_Tarefa proposta_
Retome o texto sobre a ação do MPDFT contra Virgínia Fonseca e a Blaze, apresentado abaixo, e prossiga com sua redação a partir da última frase.

_Texto para análise_
============================================================
A influenciadora digital Virgínia Fonseca e a plataforma de jogos de azar online Blaze estão no centro de uma das maiores batalhas jurídicas do ano no país. O Ministério Público do Distrito Federal e Territórios [MPDFT] ajuizou uma ação civil pública exigindo o pagamento de R$ 120 milhões por danos morais coletivos e prejuízos causados a milhares de cidadãos que utilizavam a plataforma de apostas.
A ação é fruto de uma série de investigações e reclamações de consumidores que relataram perdas financeiras severas, dificuldades para sacar saldos de suas contas e a falta de transparência nos algoritmos dos jogos oferecidos pela Blaze, que opera de fora do país.
Segundo os promotores do MPDFT, Virgínia Fonseca utilizou seu massivo poder de alcance nas redes sociais — onde acumula dezenas de milhões de seguidores — para promover a plataforma de forma ostensiva, associando os jogos de azar a uma ilusão de ganho fácil e enriquecimento rápido.
============================================================
_Dados_
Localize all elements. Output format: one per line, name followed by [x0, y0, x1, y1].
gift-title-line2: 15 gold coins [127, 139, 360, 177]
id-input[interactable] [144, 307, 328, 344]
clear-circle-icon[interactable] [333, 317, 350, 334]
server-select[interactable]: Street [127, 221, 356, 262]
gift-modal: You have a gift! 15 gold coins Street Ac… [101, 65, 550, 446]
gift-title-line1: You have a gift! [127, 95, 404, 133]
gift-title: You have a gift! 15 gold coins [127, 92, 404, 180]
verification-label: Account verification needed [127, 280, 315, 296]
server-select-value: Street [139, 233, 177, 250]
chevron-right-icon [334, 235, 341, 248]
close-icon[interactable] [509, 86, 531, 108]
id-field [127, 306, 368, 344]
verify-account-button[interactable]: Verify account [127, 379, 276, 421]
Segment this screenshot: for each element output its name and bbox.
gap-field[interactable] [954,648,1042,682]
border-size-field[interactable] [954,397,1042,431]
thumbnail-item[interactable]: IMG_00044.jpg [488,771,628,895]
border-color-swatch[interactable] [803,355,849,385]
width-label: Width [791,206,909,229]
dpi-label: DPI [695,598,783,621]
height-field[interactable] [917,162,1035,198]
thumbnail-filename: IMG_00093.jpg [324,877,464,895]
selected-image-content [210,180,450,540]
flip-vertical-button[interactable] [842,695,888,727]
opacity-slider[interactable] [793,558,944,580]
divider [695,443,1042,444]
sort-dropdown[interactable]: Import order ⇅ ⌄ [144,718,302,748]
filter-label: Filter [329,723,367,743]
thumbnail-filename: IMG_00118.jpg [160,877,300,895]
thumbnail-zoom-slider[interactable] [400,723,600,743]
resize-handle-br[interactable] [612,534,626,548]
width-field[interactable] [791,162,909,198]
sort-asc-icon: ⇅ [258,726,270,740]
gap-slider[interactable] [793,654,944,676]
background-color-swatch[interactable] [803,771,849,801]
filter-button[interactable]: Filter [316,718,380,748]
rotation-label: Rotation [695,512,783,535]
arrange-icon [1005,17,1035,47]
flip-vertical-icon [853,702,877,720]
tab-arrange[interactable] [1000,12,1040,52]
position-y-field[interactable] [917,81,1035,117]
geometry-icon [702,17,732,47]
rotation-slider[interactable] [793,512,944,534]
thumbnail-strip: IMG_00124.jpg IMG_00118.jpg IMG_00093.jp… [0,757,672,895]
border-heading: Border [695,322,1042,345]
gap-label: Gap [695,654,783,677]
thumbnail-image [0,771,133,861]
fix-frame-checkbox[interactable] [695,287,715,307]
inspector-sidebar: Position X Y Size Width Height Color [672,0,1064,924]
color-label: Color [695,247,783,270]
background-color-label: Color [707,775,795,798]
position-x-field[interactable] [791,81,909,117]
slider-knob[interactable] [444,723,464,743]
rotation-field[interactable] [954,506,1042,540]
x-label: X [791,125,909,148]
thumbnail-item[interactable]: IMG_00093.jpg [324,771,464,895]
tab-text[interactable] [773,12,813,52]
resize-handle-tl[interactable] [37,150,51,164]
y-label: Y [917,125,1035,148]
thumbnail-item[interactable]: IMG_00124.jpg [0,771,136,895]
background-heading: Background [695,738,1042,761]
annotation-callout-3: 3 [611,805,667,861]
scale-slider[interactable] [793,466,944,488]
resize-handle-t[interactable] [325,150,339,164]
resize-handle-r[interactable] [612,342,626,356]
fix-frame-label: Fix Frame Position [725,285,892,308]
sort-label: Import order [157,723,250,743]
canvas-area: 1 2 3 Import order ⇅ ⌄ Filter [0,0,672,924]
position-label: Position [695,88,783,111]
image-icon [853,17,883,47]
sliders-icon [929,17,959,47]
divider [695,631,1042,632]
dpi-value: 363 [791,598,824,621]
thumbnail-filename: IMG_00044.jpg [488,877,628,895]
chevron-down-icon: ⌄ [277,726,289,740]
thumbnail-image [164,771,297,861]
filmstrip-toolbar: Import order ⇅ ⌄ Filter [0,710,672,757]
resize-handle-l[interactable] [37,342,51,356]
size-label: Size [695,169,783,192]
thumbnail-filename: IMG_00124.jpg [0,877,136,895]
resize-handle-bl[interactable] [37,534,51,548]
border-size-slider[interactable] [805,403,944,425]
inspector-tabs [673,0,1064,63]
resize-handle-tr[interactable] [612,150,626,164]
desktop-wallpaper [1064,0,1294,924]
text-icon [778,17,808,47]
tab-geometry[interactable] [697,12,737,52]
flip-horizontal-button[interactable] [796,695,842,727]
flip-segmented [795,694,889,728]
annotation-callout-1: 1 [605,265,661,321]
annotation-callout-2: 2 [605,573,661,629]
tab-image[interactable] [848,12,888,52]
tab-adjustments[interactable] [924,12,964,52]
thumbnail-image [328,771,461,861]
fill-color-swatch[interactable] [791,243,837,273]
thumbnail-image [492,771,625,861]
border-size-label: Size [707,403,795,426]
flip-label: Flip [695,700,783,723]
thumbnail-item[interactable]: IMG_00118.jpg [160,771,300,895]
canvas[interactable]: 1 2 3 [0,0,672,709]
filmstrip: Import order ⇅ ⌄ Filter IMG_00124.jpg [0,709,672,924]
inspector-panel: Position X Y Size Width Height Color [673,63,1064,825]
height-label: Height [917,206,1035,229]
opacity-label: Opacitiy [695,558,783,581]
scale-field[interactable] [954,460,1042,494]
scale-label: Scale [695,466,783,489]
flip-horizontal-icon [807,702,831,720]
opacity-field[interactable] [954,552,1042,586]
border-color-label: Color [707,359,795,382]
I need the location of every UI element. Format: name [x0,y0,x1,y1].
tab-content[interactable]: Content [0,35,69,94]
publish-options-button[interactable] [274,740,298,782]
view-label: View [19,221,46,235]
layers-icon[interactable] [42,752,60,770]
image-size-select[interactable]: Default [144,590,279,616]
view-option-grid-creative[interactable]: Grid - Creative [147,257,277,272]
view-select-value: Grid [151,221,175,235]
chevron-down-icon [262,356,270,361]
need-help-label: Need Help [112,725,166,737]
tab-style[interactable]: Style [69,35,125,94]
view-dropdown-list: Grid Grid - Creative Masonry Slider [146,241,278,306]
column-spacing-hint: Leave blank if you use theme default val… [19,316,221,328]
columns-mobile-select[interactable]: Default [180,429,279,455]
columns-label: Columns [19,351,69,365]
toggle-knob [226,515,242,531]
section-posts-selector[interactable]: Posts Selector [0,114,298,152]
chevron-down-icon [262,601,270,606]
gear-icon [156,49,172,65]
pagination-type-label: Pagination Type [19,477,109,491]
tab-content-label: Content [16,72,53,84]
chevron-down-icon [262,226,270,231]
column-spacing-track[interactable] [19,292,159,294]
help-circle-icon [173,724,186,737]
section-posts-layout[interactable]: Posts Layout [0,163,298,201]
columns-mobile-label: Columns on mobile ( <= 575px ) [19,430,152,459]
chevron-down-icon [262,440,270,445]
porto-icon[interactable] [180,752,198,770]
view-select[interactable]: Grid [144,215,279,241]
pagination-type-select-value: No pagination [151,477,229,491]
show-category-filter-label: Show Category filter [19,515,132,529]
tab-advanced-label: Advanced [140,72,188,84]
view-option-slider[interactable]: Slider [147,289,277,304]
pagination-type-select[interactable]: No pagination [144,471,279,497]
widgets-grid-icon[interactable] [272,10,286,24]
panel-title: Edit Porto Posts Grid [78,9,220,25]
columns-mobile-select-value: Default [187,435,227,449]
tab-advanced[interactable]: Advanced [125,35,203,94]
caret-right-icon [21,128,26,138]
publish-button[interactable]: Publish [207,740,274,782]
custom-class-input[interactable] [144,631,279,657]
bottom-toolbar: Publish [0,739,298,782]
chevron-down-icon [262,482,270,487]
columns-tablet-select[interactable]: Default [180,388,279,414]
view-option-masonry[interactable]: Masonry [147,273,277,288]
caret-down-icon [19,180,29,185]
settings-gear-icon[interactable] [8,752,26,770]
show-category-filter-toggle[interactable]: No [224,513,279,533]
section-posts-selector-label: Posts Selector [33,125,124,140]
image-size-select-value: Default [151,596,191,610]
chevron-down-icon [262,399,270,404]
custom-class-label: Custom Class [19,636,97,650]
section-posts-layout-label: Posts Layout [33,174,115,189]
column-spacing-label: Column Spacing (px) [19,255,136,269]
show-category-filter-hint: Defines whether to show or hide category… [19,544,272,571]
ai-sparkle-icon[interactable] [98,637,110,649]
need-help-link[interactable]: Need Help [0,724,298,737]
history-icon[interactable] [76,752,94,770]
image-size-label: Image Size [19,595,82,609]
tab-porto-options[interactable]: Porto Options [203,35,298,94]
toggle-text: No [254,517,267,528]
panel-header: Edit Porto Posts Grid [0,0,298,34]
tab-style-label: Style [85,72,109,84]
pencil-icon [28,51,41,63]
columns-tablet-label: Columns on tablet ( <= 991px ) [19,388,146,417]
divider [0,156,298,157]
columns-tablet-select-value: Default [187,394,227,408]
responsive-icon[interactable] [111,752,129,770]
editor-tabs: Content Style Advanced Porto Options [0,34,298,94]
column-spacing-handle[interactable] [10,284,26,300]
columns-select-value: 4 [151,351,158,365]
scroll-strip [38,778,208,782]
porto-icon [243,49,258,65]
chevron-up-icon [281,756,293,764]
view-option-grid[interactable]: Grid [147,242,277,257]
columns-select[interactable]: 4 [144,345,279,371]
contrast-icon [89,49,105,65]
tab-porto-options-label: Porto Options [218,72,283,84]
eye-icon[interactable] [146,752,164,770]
============================================================
_Resposta do exercício_
O Ministério Público argumenta que a publicidade realizada pela influenciadora violou o Código de Defesa do Consumidor por ser considerada enganosa e abusiva, atingindo um público vulnerável, inclusive menores de idade. A vultosa quantia de R$ 120 milhões pedida na ação visa punir o enriquecimento ilícito decorrente das fraudes e servir de caráter pedagógico para o mercado de influenciadores digitais.
A equipe jurídica de Virgínia Fonseca informou em nota que ainda não foi formalmente notificada da ação e que a influenciadora sempre cumpriu com os contratos de publicidade dentro da legalidade vigente na época. A Blaze não indicou representantes legais para comentar o caso até o fechamento desta edição.
A ação civil pública agora tramita na Justiça do Distrito Federal e pode abrir um precedente histórico sobre a corresponsabilidade de grandes influenciadores na promoção de plataformas de apostas e cassinos online no Brasil.